MATERIAL:
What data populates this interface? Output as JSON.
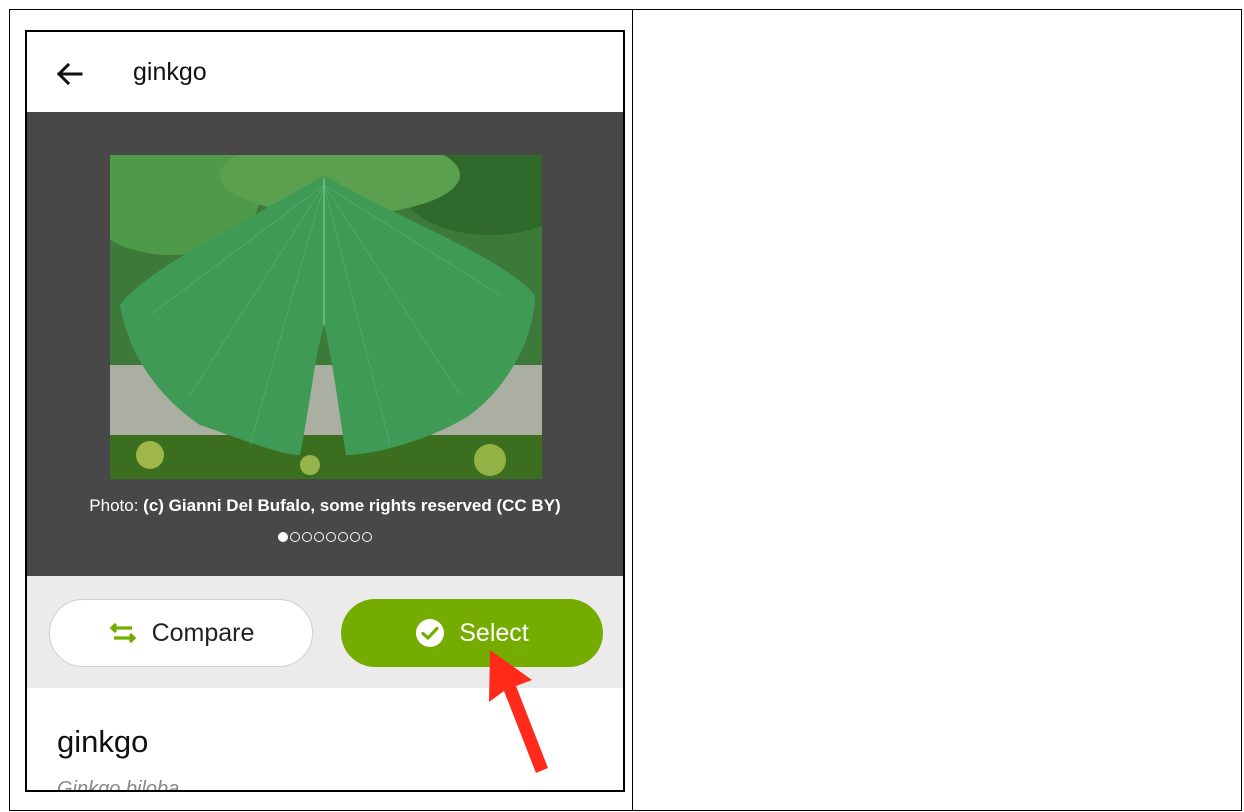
{
  "app_bar": {
    "title": "ginkgo",
    "back_icon": "arrow-left-icon"
  },
  "gallery": {
    "photo_subject": "ginkgo leaf",
    "credit_prefix": "Photo: ",
    "credit_text": "(c) Gianni Del Bufalo, some rights reserved (CC BY)",
    "page_count": 8,
    "active_page": 1
  },
  "actions": {
    "compare_label": "Compare",
    "compare_icon": "swap-arrows-icon",
    "select_label": "Select",
    "select_icon": "check-circle-icon"
  },
  "details": {
    "common_name": "ginkgo",
    "scientific_name": "Ginkgo biloba"
  },
  "colors": {
    "accent": "#74ac00",
    "gallery_bg": "#484848",
    "actions_bg": "#ebebeb",
    "annotation_arrow": "#ff2a1a"
  }
}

TASK BRIEF: From the material above, reproduce everything verbatim except the pictures.

EXERCISE ANSWER:
What data populates this interface? Output as JSON.
{
  "app_bar": {
    "title": "ginkgo",
    "back_icon": "arrow-left-icon"
  },
  "gallery": {
    "photo_subject": "ginkgo leaf",
    "credit_prefix": "Photo: ",
    "credit_text": "(c) Gianni Del Bufalo, some rights reserved (CC BY)",
    "page_count": 8,
    "active_page": 1
  },
  "actions": {
    "compare_label": "Compare",
    "compare_icon": "swap-arrows-icon",
    "select_label": "Select",
    "select_icon": "check-circle-icon"
  },
  "details": {
    "common_name": "ginkgo",
    "scientific_name": "Ginkgo biloba"
  },
  "colors": {
    "accent": "#74ac00",
    "gallery_bg": "#484848",
    "actions_bg": "#ebebeb",
    "annotation_arrow": "#ff2a1a"
  }
}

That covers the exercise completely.